> To be done
Copy each line below in which the string "Server" occurs.

> Data shown
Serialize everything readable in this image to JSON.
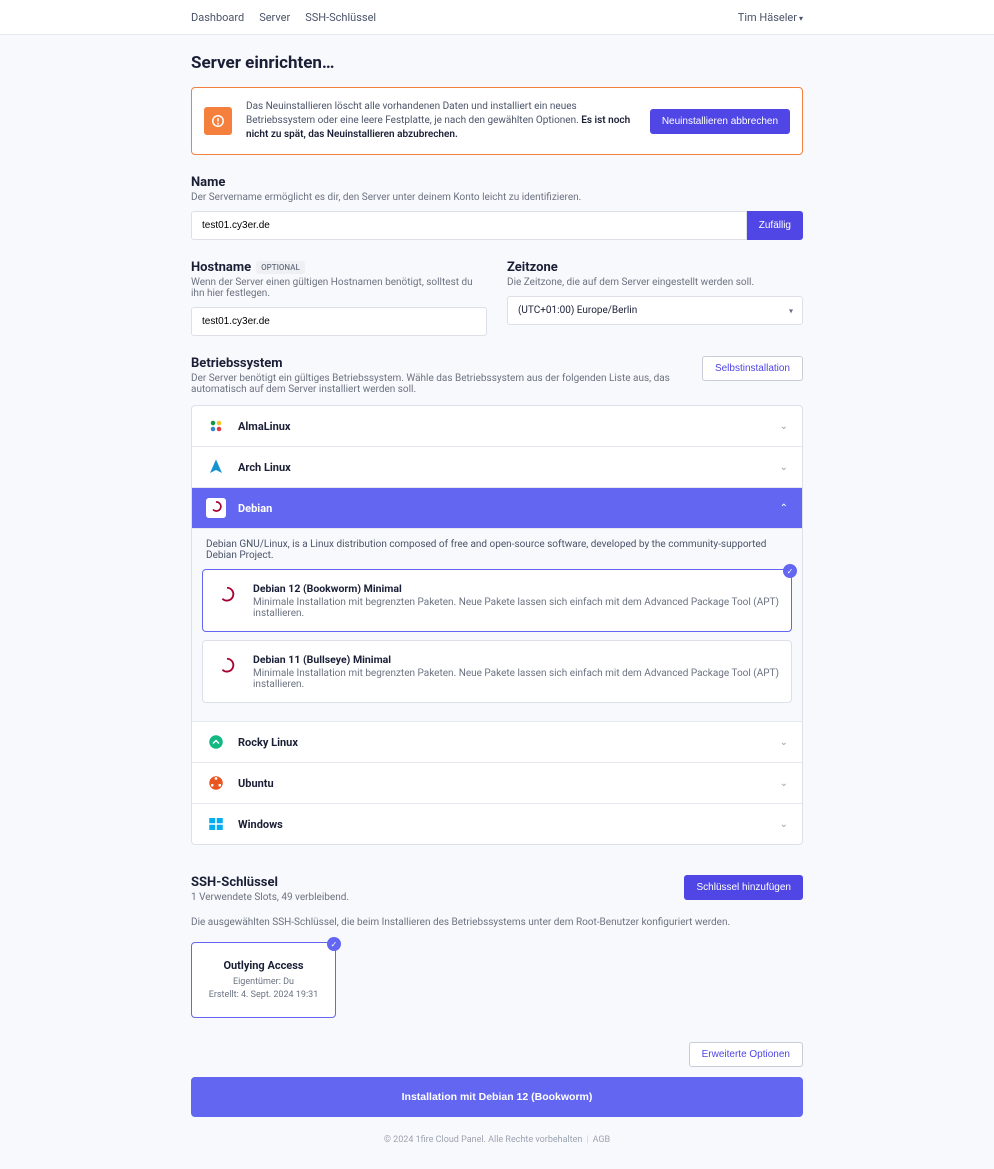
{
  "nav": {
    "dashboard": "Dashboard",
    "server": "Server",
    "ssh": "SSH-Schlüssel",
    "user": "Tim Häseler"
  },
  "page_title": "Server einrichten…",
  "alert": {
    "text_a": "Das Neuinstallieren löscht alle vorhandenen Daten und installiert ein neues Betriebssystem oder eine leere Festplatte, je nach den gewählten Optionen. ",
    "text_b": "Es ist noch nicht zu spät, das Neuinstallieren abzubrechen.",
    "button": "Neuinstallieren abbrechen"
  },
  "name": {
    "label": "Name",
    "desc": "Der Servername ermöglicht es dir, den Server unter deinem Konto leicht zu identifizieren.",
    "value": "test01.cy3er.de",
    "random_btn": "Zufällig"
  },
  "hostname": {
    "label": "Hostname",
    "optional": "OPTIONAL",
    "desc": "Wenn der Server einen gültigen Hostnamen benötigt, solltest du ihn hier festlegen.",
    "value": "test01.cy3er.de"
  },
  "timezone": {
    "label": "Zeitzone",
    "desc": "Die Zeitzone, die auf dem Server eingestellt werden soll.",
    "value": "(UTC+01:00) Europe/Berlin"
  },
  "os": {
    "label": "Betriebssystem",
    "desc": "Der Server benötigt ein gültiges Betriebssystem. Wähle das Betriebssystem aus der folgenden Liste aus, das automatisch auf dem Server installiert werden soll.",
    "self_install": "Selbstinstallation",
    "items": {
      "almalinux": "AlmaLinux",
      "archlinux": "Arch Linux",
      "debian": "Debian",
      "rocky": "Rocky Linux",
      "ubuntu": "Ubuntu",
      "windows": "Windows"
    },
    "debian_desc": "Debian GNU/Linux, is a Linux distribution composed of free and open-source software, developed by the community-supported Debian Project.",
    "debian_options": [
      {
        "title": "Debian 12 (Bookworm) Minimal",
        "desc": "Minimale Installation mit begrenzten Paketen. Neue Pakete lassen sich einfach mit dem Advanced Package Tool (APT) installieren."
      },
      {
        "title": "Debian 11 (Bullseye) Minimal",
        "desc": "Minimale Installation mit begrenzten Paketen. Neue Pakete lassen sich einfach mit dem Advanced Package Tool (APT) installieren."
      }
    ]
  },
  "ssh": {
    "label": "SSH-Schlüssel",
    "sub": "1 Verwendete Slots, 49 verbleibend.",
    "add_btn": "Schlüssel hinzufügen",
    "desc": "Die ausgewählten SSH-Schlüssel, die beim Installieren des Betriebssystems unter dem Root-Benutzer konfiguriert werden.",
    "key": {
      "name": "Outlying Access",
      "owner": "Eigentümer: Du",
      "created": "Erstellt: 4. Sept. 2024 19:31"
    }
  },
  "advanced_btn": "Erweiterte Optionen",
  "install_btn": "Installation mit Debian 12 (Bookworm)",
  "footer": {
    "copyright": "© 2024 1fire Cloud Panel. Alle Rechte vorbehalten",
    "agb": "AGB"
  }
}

* * *

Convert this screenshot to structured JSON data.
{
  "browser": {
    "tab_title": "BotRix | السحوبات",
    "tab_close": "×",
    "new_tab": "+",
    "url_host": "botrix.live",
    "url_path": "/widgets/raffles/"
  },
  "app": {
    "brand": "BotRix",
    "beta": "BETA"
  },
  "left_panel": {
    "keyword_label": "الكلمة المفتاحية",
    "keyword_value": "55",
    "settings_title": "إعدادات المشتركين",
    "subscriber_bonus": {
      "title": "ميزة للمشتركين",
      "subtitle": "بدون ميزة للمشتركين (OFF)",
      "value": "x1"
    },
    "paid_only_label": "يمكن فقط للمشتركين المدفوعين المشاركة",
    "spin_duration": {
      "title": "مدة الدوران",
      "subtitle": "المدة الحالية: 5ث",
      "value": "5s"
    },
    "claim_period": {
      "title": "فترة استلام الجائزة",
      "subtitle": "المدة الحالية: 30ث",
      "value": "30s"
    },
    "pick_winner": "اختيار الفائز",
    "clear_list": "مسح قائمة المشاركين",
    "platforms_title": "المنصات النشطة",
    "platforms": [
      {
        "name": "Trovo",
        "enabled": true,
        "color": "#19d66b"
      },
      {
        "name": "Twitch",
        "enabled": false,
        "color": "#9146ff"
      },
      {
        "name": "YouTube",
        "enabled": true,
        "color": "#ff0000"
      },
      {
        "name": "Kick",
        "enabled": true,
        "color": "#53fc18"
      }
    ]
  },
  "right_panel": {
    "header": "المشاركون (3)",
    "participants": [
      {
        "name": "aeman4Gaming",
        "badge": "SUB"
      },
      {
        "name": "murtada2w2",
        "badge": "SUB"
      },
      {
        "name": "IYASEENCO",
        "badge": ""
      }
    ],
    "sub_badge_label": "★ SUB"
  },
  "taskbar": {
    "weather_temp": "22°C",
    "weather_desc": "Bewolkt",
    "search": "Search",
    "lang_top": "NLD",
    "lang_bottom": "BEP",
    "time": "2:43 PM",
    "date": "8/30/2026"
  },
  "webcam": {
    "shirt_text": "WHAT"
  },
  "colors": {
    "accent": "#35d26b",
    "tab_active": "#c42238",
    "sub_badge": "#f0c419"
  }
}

> The output
    "server": "Server",
  "page_title": "Server einrichten…",
    "desc": "Der Servername ermöglicht es dir, den Server unter deinem Konto leicht zu identifizieren.",
    "desc": "Wenn der Server einen gültigen Hostnamen benötigt, solltest du ihn hier festlegen.",
    "desc": "Die Zeitzone, die auf dem Server eingestellt werden soll.",
    "desc": "Der Server benötigt ein gültiges Betriebssystem. Wähle das Betriebssystem aus der folgenden Liste aus, das automatisch auf dem Server installiert werden soll.",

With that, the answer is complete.